(Written instruction):
Without the pictures, output the records below word for word.

(Dataset listings of figures)
★ ★ ★

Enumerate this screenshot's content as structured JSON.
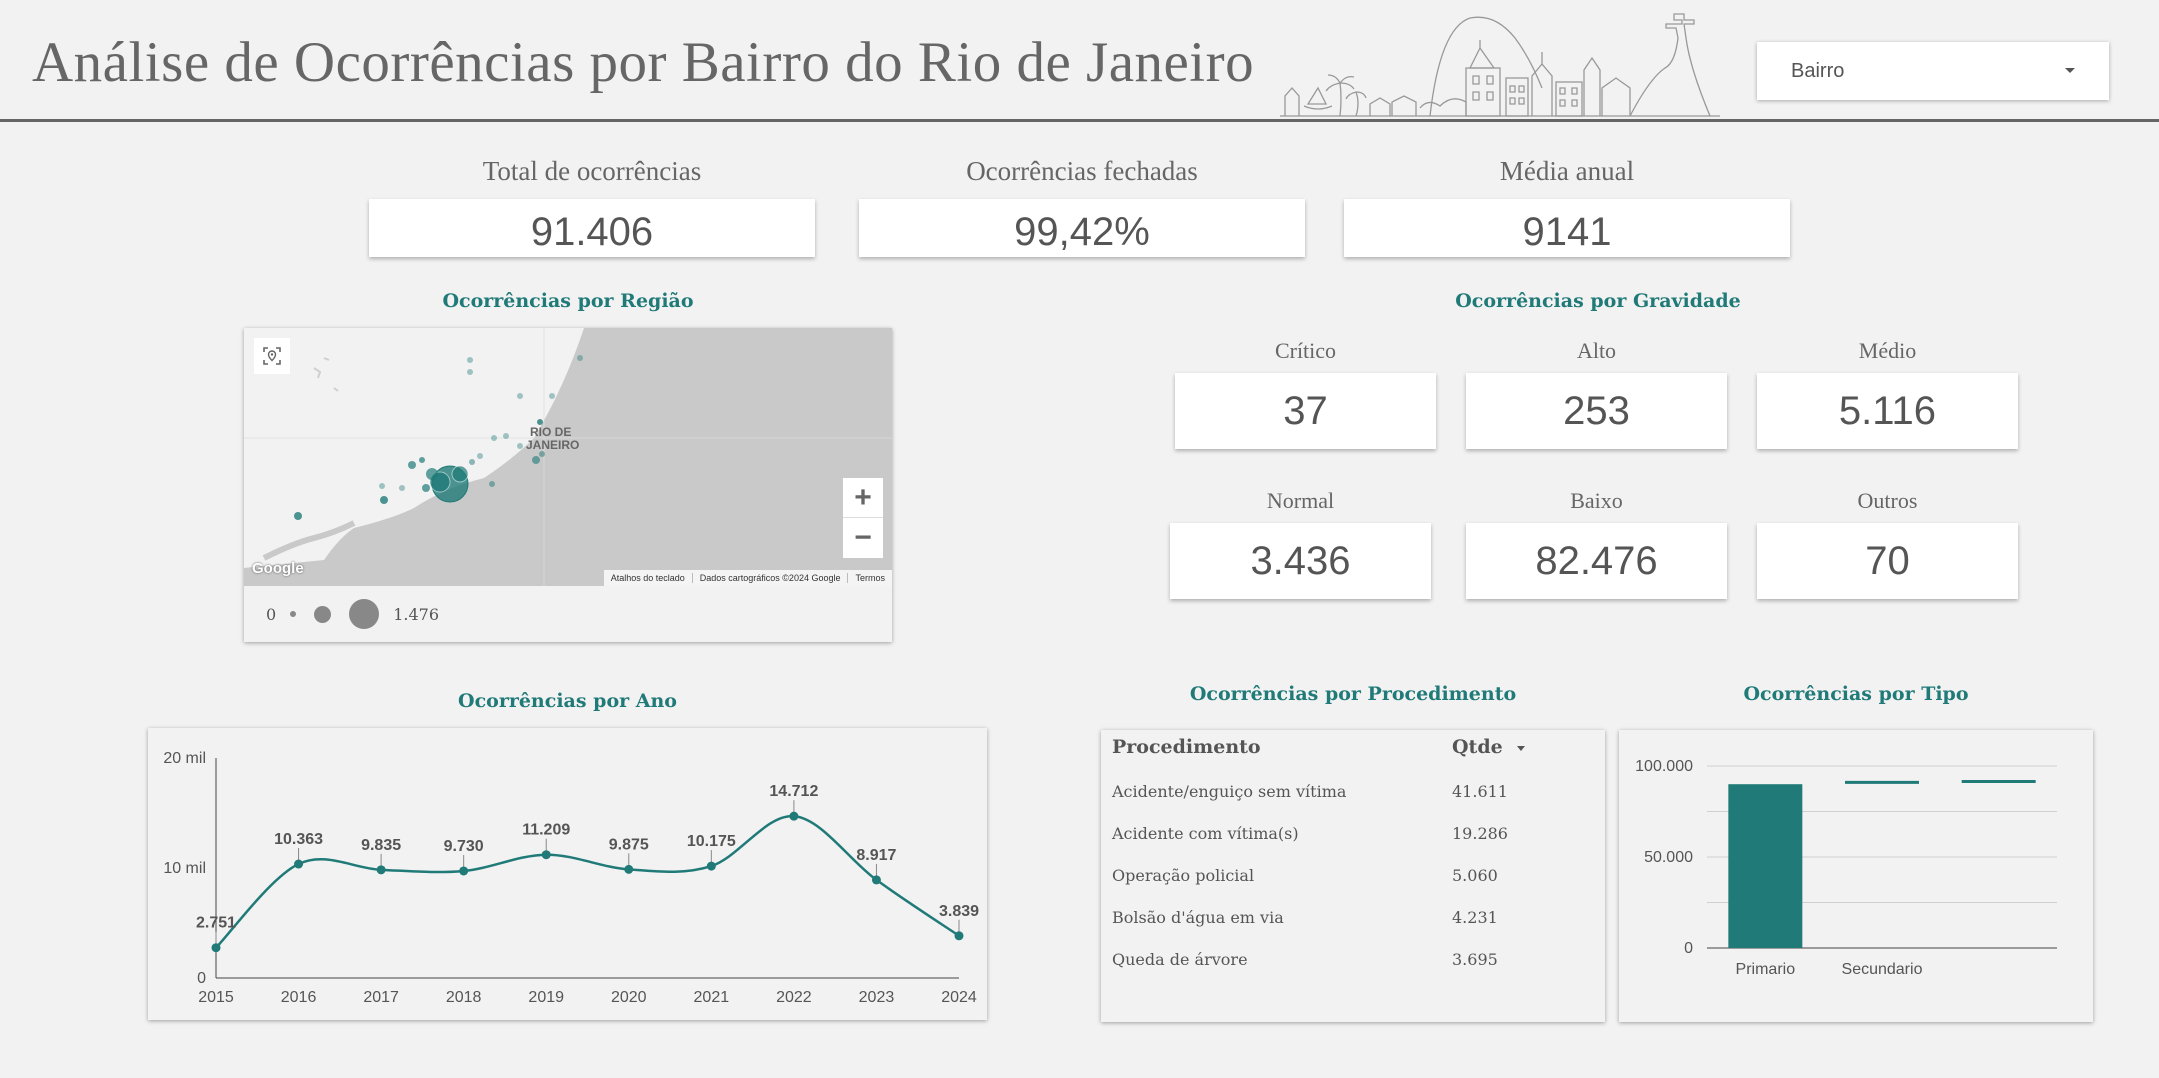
{
  "header": {
    "title": "Análise de Ocorrências por Bairro do Rio de Janeiro",
    "bairro_select": {
      "label": "Bairro"
    }
  },
  "kpis": [
    {
      "label": "Total de ocorrências",
      "value": "91.406"
    },
    {
      "label": "Ocorrências fechadas",
      "value": "99,42%"
    },
    {
      "label": "Média anual",
      "value": "9141"
    }
  ],
  "map_section": {
    "title": "Ocorrências por Região",
    "place_label_line1": "RIO DE",
    "place_label_line2": "JANEIRO",
    "zoom_in": "+",
    "zoom_out": "−",
    "google_logo": "Google",
    "footer": [
      "Atalhos do teclado",
      "Dados cartográficos ©2024 Google",
      "Termos"
    ],
    "legend": {
      "min": "0",
      "max": "1.476"
    },
    "marker_color": "#1f7a78"
  },
  "gravidade": {
    "title": "Ocorrências por Gravidade",
    "items": [
      {
        "label": "Crítico",
        "value": "37"
      },
      {
        "label": "Alto",
        "value": "253"
      },
      {
        "label": "Médio",
        "value": "5.116"
      },
      {
        "label": "Normal",
        "value": "3.436"
      },
      {
        "label": "Baixo",
        "value": "82.476"
      },
      {
        "label": "Outros",
        "value": "70"
      }
    ]
  },
  "ano_section": {
    "title": "Ocorrências por Ano"
  },
  "procedimento": {
    "title": "Ocorrências por Procedimento",
    "columns": [
      "Procedimento",
      "Qtde"
    ],
    "rows": [
      {
        "name": "Acidente/enguiço sem vítima",
        "qtde": "41.611"
      },
      {
        "name": "Acidente com vítima(s)",
        "qtde": "19.286"
      },
      {
        "name": "Operação policial",
        "qtde": "5.060"
      },
      {
        "name": "Bolsão d'água em via",
        "qtde": "4.231"
      },
      {
        "name": "Queda de árvore",
        "qtde": "3.695"
      }
    ]
  },
  "tipo_section": {
    "title": "Ocorrências por Tipo"
  },
  "chart_data": [
    {
      "type": "line",
      "title": "Ocorrências por Ano",
      "x": [
        "2015",
        "2016",
        "2017",
        "2018",
        "2019",
        "2020",
        "2021",
        "2022",
        "2023",
        "2024"
      ],
      "values": [
        2751,
        10363,
        9835,
        9730,
        11209,
        9875,
        10175,
        14712,
        8917,
        3839
      ],
      "data_labels": [
        "2.751",
        "10.363",
        "9.835",
        "9.730",
        "11.209",
        "9.875",
        "10.175",
        "14.712",
        "8.917",
        "3.839"
      ],
      "ylim": [
        0,
        20000
      ],
      "yticks": [
        0,
        10000,
        20000
      ],
      "ytick_labels": [
        "0",
        "10 mil",
        "20 mil"
      ],
      "color": "#1f7a78",
      "grid": false
    },
    {
      "type": "bar",
      "title": "Ocorrências por Tipo",
      "categories": [
        "Primario",
        "Secundario",
        ""
      ],
      "values": [
        90000,
        91000,
        91500
      ],
      "marks": [
        "bar",
        "line",
        "line"
      ],
      "ylim": [
        0,
        100000
      ],
      "yticks": [
        0,
        50000,
        100000
      ],
      "ytick_labels": [
        "0",
        "50.000",
        "100.000"
      ],
      "color": "#1f7a78",
      "grid": true
    }
  ]
}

★ ★ ★

(Response):
Enumerate this screenshot's content as structured JSON.
{
  "header": {
    "title": "Análise de Ocorrências por Bairro do Rio de Janeiro",
    "bairro_select": {
      "label": "Bairro"
    }
  },
  "kpis": [
    {
      "label": "Total de ocorrências",
      "value": "91.406"
    },
    {
      "label": "Ocorrências fechadas",
      "value": "99,42%"
    },
    {
      "label": "Média anual",
      "value": "9141"
    }
  ],
  "map_section": {
    "title": "Ocorrências por Região",
    "place_label_line1": "RIO DE",
    "place_label_line2": "JANEIRO",
    "zoom_in": "+",
    "zoom_out": "−",
    "google_logo": "Google",
    "footer": [
      "Atalhos do teclado",
      "Dados cartográficos ©2024 Google",
      "Termos"
    ],
    "legend": {
      "min": "0",
      "max": "1.476"
    },
    "marker_color": "#1f7a78"
  },
  "gravidade": {
    "title": "Ocorrências por Gravidade",
    "items": [
      {
        "label": "Crítico",
        "value": "37"
      },
      {
        "label": "Alto",
        "value": "253"
      },
      {
        "label": "Médio",
        "value": "5.116"
      },
      {
        "label": "Normal",
        "value": "3.436"
      },
      {
        "label": "Baixo",
        "value": "82.476"
      },
      {
        "label": "Outros",
        "value": "70"
      }
    ]
  },
  "ano_section": {
    "title": "Ocorrências por Ano"
  },
  "procedimento": {
    "title": "Ocorrências por Procedimento",
    "columns": [
      "Procedimento",
      "Qtde"
    ],
    "rows": [
      {
        "name": "Acidente/enguiço sem vítima",
        "qtde": "41.611"
      },
      {
        "name": "Acidente com vítima(s)",
        "qtde": "19.286"
      },
      {
        "name": "Operação policial",
        "qtde": "5.060"
      },
      {
        "name": "Bolsão d'água em via",
        "qtde": "4.231"
      },
      {
        "name": "Queda de árvore",
        "qtde": "3.695"
      }
    ]
  },
  "tipo_section": {
    "title": "Ocorrências por Tipo"
  },
  "chart_data": [
    {
      "type": "line",
      "title": "Ocorrências por Ano",
      "x": [
        "2015",
        "2016",
        "2017",
        "2018",
        "2019",
        "2020",
        "2021",
        "2022",
        "2023",
        "2024"
      ],
      "values": [
        2751,
        10363,
        9835,
        9730,
        11209,
        9875,
        10175,
        14712,
        8917,
        3839
      ],
      "data_labels": [
        "2.751",
        "10.363",
        "9.835",
        "9.730",
        "11.209",
        "9.875",
        "10.175",
        "14.712",
        "8.917",
        "3.839"
      ],
      "ylim": [
        0,
        20000
      ],
      "yticks": [
        0,
        10000,
        20000
      ],
      "ytick_labels": [
        "0",
        "10 mil",
        "20 mil"
      ],
      "color": "#1f7a78",
      "grid": false
    },
    {
      "type": "bar",
      "title": "Ocorrências por Tipo",
      "categories": [
        "Primario",
        "Secundario",
        ""
      ],
      "values": [
        90000,
        91000,
        91500
      ],
      "marks": [
        "bar",
        "line",
        "line"
      ],
      "ylim": [
        0,
        100000
      ],
      "yticks": [
        0,
        50000,
        100000
      ],
      "ytick_labels": [
        "0",
        "50.000",
        "100.000"
      ],
      "color": "#1f7a78",
      "grid": true
    }
  ]
}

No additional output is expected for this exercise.